§ Data records
────

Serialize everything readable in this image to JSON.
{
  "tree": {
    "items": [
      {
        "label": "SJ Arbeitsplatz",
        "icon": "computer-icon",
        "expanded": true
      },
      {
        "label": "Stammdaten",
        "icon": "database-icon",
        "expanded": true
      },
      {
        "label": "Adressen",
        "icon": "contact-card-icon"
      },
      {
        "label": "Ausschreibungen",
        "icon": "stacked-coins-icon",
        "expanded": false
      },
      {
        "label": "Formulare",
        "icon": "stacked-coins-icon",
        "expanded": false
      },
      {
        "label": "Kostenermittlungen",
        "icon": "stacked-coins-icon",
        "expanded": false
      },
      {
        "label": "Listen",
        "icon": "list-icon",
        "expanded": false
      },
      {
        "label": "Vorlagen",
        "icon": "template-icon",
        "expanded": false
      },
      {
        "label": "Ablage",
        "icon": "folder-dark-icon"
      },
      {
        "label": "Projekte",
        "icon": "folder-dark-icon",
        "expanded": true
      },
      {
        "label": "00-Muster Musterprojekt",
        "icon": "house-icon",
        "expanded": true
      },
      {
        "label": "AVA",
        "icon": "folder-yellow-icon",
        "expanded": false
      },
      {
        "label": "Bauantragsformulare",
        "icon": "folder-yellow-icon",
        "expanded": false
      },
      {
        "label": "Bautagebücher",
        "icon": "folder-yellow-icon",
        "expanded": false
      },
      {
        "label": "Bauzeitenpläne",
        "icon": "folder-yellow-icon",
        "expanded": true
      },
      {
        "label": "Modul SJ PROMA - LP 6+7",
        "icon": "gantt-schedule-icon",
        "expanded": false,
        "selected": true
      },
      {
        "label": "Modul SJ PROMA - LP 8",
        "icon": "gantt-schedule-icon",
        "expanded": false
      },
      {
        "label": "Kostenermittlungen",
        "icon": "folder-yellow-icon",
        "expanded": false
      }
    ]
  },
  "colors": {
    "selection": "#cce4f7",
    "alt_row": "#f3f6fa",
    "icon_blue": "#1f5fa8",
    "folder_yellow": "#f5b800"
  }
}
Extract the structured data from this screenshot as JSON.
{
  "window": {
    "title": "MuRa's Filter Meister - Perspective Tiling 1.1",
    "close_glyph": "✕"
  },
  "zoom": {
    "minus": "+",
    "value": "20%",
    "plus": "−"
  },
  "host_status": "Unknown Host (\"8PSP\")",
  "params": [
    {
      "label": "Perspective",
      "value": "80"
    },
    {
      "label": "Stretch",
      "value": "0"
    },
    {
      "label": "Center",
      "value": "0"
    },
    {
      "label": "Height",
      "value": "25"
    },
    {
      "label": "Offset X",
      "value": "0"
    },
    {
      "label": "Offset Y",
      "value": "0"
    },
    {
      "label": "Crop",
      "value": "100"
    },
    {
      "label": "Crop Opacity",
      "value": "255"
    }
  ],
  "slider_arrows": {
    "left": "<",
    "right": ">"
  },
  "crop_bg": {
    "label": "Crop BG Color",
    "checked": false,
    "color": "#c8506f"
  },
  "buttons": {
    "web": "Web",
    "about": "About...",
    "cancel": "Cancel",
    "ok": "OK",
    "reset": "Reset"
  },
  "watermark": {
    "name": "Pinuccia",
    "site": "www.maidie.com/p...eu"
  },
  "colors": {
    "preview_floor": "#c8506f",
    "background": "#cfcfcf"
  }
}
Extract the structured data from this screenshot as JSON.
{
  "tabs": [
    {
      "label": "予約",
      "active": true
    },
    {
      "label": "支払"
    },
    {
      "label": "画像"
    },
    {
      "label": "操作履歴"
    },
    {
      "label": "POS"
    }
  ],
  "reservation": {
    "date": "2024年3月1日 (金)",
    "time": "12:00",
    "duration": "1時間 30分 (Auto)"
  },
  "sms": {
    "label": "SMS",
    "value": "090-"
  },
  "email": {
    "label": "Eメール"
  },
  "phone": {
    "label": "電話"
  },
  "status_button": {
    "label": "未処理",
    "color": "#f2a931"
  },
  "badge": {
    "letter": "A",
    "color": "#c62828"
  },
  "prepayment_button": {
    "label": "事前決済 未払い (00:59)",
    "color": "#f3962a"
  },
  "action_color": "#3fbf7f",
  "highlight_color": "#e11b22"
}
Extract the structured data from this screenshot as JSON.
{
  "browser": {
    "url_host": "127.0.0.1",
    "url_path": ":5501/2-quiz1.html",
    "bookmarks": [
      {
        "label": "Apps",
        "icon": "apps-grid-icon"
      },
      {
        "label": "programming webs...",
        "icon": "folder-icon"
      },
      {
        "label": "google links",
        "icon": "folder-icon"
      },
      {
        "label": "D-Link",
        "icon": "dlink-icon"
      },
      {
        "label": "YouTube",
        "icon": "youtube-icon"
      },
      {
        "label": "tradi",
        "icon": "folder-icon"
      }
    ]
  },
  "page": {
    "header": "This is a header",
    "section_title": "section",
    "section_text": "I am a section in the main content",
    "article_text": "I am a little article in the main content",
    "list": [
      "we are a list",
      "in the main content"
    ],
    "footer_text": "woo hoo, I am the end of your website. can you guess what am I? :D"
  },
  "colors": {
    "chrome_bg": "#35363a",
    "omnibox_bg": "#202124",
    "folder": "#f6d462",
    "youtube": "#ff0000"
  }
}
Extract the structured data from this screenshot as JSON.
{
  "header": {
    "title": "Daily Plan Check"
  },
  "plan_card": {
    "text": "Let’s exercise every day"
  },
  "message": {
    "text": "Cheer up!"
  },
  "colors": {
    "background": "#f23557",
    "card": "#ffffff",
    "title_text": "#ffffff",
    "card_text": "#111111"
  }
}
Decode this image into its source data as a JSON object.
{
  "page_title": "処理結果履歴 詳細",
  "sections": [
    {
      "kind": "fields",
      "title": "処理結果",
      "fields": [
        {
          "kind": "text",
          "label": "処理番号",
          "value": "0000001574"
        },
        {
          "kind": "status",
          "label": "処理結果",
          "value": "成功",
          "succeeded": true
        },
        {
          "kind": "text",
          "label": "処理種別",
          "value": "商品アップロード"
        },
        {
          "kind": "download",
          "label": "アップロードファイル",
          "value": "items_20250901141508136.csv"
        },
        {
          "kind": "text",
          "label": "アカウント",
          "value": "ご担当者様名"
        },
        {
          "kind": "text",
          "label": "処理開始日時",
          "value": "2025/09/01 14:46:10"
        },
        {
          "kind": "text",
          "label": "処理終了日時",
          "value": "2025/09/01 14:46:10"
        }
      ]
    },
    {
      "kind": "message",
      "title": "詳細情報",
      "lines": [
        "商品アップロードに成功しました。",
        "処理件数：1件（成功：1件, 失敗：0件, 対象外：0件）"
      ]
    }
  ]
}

────

§ The exercise
Reproduce the complete data exactly as presented above.

§ Completed exercise
Serialize everything readable in this image to JSON.
{
  "tree": {
    "items": [
      {
        "label": "SJ Arbeitsplatz",
        "icon": "computer-icon",
        "expanded": true
      },
      {
        "label": "Stammdaten",
        "icon": "database-icon",
        "expanded": true
      },
      {
        "label": "Adressen",
        "icon": "contact-card-icon"
      },
      {
        "label": "Ausschreibungen",
        "icon": "stacked-coins-icon",
        "expanded": false
      },
      {
        "label": "Formulare",
        "icon": "stacked-coins-icon",
        "expanded": false
      },
      {
        "label": "Kostenermittlungen",
        "icon": "stacked-coins-icon",
        "expanded": false
      },
      {
        "label": "Listen",
        "icon": "list-icon",
        "expanded": false
      },
      {
        "label": "Vorlagen",
        "icon": "template-icon",
        "expanded": false
      },
      {
        "label": "Ablage",
        "icon": "folder-dark-icon"
      },
      {
        "label": "Projekte",
        "icon": "folder-dark-icon",
        "expanded": true
      },
      {
        "label": "00-Muster Musterprojekt",
        "icon": "house-icon",
        "expanded": true
      },
      {
        "label": "AVA",
        "icon": "folder-yellow-icon",
        "expanded": false
      },
      {
        "label": "Bauantragsformulare",
        "icon": "folder-yellow-icon",
        "expanded": false
      },
      {
        "label": "Bautagebücher",
        "icon": "folder-yellow-icon",
        "expanded": false
      },
      {
        "label": "Bauzeitenpläne",
        "icon": "folder-yellow-icon",
        "expanded": true
      },
      {
        "label": "Modul SJ PROMA - LP 6+7",
        "icon": "gantt-schedule-icon",
        "expanded": false,
        "selected": true
      },
      {
        "label": "Modul SJ PROMA - LP 8",
        "icon": "gantt-schedule-icon",
        "expanded": false
      },
      {
        "label": "Kostenermittlungen",
        "icon": "folder-yellow-icon",
        "expanded": false
      }
    ]
  },
  "colors": {
    "selection": "#cce4f7",
    "alt_row": "#f3f6fa",
    "icon_blue": "#1f5fa8",
    "folder_yellow": "#f5b800"
  }
}
Extract the structured data from this screenshot as JSON.
{
  "window": {
    "title": "MuRa's Filter Meister - Perspective Tiling 1.1",
    "close_glyph": "✕"
  },
  "zoom": {
    "minus": "+",
    "value": "20%",
    "plus": "−"
  },
  "host_status": "Unknown Host (\"8PSP\")",
  "params": [
    {
      "label": "Perspective",
      "value": "80"
    },
    {
      "label": "Stretch",
      "value": "0"
    },
    {
      "label": "Center",
      "value": "0"
    },
    {
      "label": "Height",
      "value": "25"
    },
    {
      "label": "Offset X",
      "value": "0"
    },
    {
      "label": "Offset Y",
      "value": "0"
    },
    {
      "label": "Crop",
      "value": "100"
    },
    {
      "label": "Crop Opacity",
      "value": "255"
    }
  ],
  "slider_arrows": {
    "left": "<",
    "right": ">"
  },
  "crop_bg": {
    "label": "Crop BG Color",
    "checked": false,
    "color": "#c8506f"
  },
  "buttons": {
    "web": "Web",
    "about": "About...",
    "cancel": "Cancel",
    "ok": "OK",
    "reset": "Reset"
  },
  "watermark": {
    "name": "Pinuccia",
    "site": "www.maidie.com/p...eu"
  },
  "colors": {
    "preview_floor": "#c8506f",
    "background": "#cfcfcf"
  }
}
Extract the structured data from this screenshot as JSON.
{
  "tabs": [
    {
      "label": "予約",
      "active": true
    },
    {
      "label": "支払"
    },
    {
      "label": "画像"
    },
    {
      "label": "操作履歴"
    },
    {
      "label": "POS"
    }
  ],
  "reservation": {
    "date": "2024年3月1日 (金)",
    "time": "12:00",
    "duration": "1時間 30分 (Auto)"
  },
  "sms": {
    "label": "SMS",
    "value": "090-"
  },
  "email": {
    "label": "Eメール"
  },
  "phone": {
    "label": "電話"
  },
  "status_button": {
    "label": "未処理",
    "color": "#f2a931"
  },
  "badge": {
    "letter": "A",
    "color": "#c62828"
  },
  "prepayment_button": {
    "label": "事前決済 未払い (00:59)",
    "color": "#f3962a"
  },
  "action_color": "#3fbf7f",
  "highlight_color": "#e11b22"
}
Extract the structured data from this screenshot as JSON.
{
  "browser": {
    "url_host": "127.0.0.1",
    "url_path": ":5501/2-quiz1.html",
    "bookmarks": [
      {
        "label": "Apps",
        "icon": "apps-grid-icon"
      },
      {
        "label": "programming webs...",
        "icon": "folder-icon"
      },
      {
        "label": "google links",
        "icon": "folder-icon"
      },
      {
        "label": "D-Link",
        "icon": "dlink-icon"
      },
      {
        "label": "YouTube",
        "icon": "youtube-icon"
      },
      {
        "label": "tradi",
        "icon": "folder-icon"
      }
    ]
  },
  "page": {
    "header": "This is a header",
    "section_title": "section",
    "section_text": "I am a section in the main content",
    "article_text": "I am a little article in the main content",
    "list": [
      "we are a list",
      "in the main content"
    ],
    "footer_text": "woo hoo, I am the end of your website. can you guess what am I? :D"
  },
  "colors": {
    "chrome_bg": "#35363a",
    "omnibox_bg": "#202124",
    "folder": "#f6d462",
    "youtube": "#ff0000"
  }
}
Extract the structured data from this screenshot as JSON.
{
  "header": {
    "title": "Daily Plan Check"
  },
  "plan_card": {
    "text": "Let’s exercise every day"
  },
  "message": {
    "text": "Cheer up!"
  },
  "colors": {
    "background": "#f23557",
    "card": "#ffffff",
    "title_text": "#ffffff",
    "card_text": "#111111"
  }
}
Decode this image into its source data as a JSON object.
{
  "page_title": "処理結果履歴 詳細",
  "sections": [
    {
      "kind": "fields",
      "title": "処理結果",
      "fields": [
        {
          "kind": "text",
          "label": "処理番号",
          "value": "0000001574"
        },
        {
          "kind": "status",
          "label": "処理結果",
          "value": "成功",
          "succeeded": true
        },
        {
          "kind": "text",
          "label": "処理種別",
          "value": "商品アップロード"
        },
        {
          "kind": "download",
          "label": "アップロードファイル",
          "value": "items_20250901141508136.csv"
        },
        {
          "kind": "text",
          "label": "アカウント",
          "value": "ご担当者様名"
        },
        {
          "kind": "text",
          "label": "処理開始日時",
          "value": "2025/09/01 14:46:10"
        },
        {
          "kind": "text",
          "label": "処理終了日時",
          "value": "2025/09/01 14:46:10"
        }
      ]
    },
    {
      "kind": "message",
      "title": "詳細情報",
      "lines": [
        "商品アップロードに成功しました。",
        "処理件数：1件（成功：1件, 失敗：0件, 対象外：0件）"
      ]
    }
  ]
}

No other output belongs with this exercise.